(Extracted data entries)
━━━━━━━━━━━━━━━━

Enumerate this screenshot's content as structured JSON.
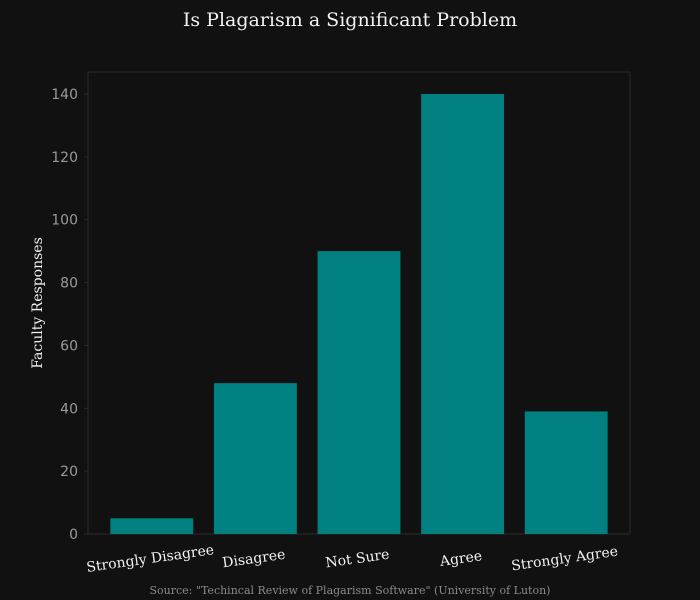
{
  "chart_data": {
    "type": "bar",
    "title": "Is Plagarism a Significant Problem",
    "xlabel": "",
    "ylabel": "Faculty Responses",
    "categories": [
      "Strongly Disagree",
      "Disagree",
      "Not Sure",
      "Agree",
      "Strongly Agree"
    ],
    "values": [
      5,
      48,
      90,
      140,
      39
    ],
    "ylim": [
      0,
      147
    ],
    "yticks": [
      0,
      20,
      40,
      60,
      80,
      100,
      120,
      140
    ],
    "grid": false,
    "legend": "none",
    "source": "Source: \"Techincal Review of Plagarism Software\" (University of Luton)",
    "colors": {
      "background": "#111111",
      "plot_area": "#111111",
      "bar": "#008080",
      "frame": "#2a2a2a",
      "text": "#f2f2f2",
      "tick_text": "#9a9a9a",
      "source_text": "#8a8a8a"
    }
  }
}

━━━━━━━━━━━━━━━━

Each line of the data should be quoted exactly, with pictures left out.

- _Answer_
Enumerate this screenshot's content as structured JSON.
{
  "chart_data": {
    "type": "bar",
    "title": "Is Plagarism a Significant Problem",
    "xlabel": "",
    "ylabel": "Faculty Responses",
    "categories": [
      "Strongly Disagree",
      "Disagree",
      "Not Sure",
      "Agree",
      "Strongly Agree"
    ],
    "values": [
      5,
      48,
      90,
      140,
      39
    ],
    "ylim": [
      0,
      147
    ],
    "yticks": [
      0,
      20,
      40,
      60,
      80,
      100,
      120,
      140
    ],
    "grid": false,
    "legend": "none",
    "source": "Source: \"Techincal Review of Plagarism Software\" (University of Luton)",
    "colors": {
      "background": "#111111",
      "plot_area": "#111111",
      "bar": "#008080",
      "frame": "#2a2a2a",
      "text": "#f2f2f2",
      "tick_text": "#9a9a9a",
      "source_text": "#8a8a8a"
    }
  }
}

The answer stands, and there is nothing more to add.